— START OF LISTED ENTRIES —

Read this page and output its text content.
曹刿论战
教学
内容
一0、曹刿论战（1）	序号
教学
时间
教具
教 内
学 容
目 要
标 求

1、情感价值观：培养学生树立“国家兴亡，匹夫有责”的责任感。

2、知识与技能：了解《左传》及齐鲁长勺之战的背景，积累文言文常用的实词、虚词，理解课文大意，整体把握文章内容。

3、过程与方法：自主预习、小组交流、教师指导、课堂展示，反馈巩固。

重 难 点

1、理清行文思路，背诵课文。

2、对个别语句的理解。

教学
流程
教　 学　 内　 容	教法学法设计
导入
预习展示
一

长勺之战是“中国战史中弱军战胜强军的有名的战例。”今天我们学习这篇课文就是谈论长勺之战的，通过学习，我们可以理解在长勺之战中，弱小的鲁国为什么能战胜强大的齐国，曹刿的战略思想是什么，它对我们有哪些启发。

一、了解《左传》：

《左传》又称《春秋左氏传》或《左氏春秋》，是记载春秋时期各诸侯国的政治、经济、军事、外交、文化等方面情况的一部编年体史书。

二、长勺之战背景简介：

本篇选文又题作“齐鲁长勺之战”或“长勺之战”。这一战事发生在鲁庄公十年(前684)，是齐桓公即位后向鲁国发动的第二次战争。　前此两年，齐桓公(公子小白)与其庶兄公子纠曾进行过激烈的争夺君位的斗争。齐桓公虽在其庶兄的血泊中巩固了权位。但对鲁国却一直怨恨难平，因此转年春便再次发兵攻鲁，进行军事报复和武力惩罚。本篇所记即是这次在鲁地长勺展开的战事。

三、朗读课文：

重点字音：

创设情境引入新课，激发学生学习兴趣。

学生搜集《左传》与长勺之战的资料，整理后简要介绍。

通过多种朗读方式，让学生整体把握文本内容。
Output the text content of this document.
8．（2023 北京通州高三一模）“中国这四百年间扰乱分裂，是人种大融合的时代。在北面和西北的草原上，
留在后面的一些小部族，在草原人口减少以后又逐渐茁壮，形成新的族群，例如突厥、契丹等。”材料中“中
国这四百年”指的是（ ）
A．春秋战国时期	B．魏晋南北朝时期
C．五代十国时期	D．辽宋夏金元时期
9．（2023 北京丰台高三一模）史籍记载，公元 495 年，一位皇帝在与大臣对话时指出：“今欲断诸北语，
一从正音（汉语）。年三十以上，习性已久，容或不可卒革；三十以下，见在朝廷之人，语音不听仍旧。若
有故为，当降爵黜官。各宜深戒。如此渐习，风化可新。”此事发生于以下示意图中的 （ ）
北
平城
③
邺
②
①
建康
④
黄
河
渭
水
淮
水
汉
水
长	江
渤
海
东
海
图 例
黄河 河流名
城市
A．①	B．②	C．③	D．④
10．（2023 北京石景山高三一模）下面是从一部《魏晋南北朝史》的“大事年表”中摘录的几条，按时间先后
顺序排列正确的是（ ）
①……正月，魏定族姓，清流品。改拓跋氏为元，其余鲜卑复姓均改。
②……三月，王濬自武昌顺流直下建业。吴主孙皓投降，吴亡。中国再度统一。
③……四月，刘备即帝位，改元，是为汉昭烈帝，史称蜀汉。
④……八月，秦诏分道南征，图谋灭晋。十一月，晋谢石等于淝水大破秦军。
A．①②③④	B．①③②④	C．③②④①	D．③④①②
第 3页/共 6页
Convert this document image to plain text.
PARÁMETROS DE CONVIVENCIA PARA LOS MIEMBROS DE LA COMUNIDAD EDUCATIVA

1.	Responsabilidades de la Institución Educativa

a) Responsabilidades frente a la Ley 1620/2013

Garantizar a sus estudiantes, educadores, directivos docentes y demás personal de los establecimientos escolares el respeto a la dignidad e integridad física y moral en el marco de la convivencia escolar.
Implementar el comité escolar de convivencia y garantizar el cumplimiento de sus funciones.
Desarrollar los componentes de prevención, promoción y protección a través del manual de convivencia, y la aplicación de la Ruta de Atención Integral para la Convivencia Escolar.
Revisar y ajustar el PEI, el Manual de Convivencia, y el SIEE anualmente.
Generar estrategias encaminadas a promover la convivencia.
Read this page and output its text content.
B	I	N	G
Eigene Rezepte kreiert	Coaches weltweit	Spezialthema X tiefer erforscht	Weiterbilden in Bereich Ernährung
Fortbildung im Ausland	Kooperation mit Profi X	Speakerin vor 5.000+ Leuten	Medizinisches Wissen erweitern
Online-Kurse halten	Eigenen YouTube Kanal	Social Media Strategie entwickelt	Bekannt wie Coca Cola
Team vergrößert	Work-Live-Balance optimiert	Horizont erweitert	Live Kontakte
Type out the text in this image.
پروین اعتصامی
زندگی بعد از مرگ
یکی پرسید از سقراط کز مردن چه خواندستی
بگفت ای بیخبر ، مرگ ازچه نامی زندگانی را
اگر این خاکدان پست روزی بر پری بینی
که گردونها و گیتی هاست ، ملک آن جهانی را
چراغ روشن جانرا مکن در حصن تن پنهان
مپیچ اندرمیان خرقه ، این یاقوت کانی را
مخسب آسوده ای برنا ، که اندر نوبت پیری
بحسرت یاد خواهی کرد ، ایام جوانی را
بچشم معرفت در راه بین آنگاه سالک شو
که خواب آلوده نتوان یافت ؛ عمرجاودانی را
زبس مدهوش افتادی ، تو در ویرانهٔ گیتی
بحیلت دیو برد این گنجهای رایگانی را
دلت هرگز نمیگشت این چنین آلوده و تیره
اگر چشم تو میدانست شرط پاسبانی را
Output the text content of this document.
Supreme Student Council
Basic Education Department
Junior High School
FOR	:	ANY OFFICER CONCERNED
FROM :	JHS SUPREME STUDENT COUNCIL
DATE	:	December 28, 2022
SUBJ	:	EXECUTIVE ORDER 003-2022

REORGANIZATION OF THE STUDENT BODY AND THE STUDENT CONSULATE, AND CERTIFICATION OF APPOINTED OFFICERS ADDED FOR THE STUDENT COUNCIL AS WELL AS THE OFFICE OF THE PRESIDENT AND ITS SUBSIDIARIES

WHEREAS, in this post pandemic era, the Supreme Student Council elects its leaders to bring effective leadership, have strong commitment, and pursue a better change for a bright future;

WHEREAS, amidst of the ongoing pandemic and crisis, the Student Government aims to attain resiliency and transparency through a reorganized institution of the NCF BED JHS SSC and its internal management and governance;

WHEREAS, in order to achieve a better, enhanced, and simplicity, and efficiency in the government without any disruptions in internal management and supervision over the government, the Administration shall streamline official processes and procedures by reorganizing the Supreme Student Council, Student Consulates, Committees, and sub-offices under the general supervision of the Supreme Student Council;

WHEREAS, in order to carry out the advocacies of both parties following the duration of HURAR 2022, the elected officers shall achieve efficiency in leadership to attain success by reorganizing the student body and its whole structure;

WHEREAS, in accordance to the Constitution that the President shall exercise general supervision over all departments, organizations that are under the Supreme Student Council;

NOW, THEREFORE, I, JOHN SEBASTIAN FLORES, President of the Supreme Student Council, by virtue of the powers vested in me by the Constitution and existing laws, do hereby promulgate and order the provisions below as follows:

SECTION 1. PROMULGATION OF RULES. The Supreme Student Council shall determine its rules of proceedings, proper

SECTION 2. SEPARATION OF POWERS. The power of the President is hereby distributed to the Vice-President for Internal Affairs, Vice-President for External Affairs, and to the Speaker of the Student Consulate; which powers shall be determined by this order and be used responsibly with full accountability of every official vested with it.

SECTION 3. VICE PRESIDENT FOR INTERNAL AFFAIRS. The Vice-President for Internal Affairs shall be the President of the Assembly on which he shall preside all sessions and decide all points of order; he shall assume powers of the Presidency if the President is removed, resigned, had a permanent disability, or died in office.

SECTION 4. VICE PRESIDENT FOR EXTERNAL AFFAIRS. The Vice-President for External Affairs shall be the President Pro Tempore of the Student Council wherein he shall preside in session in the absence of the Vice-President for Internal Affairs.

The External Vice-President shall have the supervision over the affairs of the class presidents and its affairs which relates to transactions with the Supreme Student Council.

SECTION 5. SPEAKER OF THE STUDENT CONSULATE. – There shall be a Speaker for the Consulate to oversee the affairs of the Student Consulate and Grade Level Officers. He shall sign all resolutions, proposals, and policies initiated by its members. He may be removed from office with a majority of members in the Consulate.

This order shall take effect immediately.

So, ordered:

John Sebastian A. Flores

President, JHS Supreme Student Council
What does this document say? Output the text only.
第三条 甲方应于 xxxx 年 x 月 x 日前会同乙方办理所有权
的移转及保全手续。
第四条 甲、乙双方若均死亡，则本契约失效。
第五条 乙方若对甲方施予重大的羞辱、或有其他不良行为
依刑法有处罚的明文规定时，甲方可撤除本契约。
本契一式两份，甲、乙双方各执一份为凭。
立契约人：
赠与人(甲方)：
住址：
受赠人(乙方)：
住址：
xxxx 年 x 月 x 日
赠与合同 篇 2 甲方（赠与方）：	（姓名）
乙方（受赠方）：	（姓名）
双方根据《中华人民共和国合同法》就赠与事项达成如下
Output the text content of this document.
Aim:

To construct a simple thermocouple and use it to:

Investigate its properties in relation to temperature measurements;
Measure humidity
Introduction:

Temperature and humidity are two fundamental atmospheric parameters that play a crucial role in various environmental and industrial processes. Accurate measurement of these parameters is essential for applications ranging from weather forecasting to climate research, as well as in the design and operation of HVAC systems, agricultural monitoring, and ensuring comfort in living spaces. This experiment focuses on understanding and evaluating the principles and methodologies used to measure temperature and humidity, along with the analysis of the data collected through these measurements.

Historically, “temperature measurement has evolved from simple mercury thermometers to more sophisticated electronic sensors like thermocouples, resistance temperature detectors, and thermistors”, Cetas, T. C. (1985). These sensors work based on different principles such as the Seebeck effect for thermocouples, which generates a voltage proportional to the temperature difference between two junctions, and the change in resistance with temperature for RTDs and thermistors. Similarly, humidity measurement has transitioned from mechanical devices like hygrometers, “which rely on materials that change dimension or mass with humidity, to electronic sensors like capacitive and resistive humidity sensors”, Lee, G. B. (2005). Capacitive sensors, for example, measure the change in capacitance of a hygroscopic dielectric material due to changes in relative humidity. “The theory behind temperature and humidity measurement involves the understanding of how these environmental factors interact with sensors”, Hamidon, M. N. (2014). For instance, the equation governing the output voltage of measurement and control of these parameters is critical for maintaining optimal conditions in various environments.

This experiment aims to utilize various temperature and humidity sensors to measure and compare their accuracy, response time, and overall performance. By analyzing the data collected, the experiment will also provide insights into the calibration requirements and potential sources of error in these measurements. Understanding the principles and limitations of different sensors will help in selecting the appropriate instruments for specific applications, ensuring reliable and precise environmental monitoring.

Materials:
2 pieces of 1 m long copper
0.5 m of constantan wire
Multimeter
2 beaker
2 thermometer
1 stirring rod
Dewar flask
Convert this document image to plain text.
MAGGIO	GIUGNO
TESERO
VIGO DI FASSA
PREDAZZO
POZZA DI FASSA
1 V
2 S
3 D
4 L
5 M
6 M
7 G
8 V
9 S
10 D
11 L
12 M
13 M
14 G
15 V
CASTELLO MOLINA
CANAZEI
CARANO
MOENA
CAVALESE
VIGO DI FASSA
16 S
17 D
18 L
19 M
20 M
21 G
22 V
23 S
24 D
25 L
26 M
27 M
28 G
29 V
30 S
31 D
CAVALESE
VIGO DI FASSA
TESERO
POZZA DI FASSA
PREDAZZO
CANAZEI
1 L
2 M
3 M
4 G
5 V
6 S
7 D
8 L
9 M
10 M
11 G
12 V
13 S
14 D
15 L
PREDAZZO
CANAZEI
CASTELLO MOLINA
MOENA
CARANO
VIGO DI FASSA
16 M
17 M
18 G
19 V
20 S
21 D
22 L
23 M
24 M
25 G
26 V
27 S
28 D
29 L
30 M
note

— END OF LISTED ENTRIES —

● **TASK**
Show every line in the entries where the string "powers" occurs.

● **SOLVED PROBLEM**
NOW, THEREFORE, I, JOHN SEBASTIAN FLORES, President of the Supreme Student Council, by virtue of the powers vested in me by the Constitution and existing laws, do hereby promulgate and order the provisions below as follows:
SECTION 2. SEPARATION OF POWERS. The power of the President is hereby distributed to the Vice-President for Internal Affairs, Vice-President for External Affairs, and to the Speaker of the Student Consulate; which powers shall be determined by this order and be used responsibly with full accountability of every official vested with it.
SECTION 3. VICE PRESIDENT FOR INTERNAL AFFAIRS. The Vice-President for Internal Affairs shall be the President of the Assembly on which he shall preside all sessions and decide all points of order; he shall assume powers of the Presidency if the President is removed, resigned, had a permanent disability, or died in office.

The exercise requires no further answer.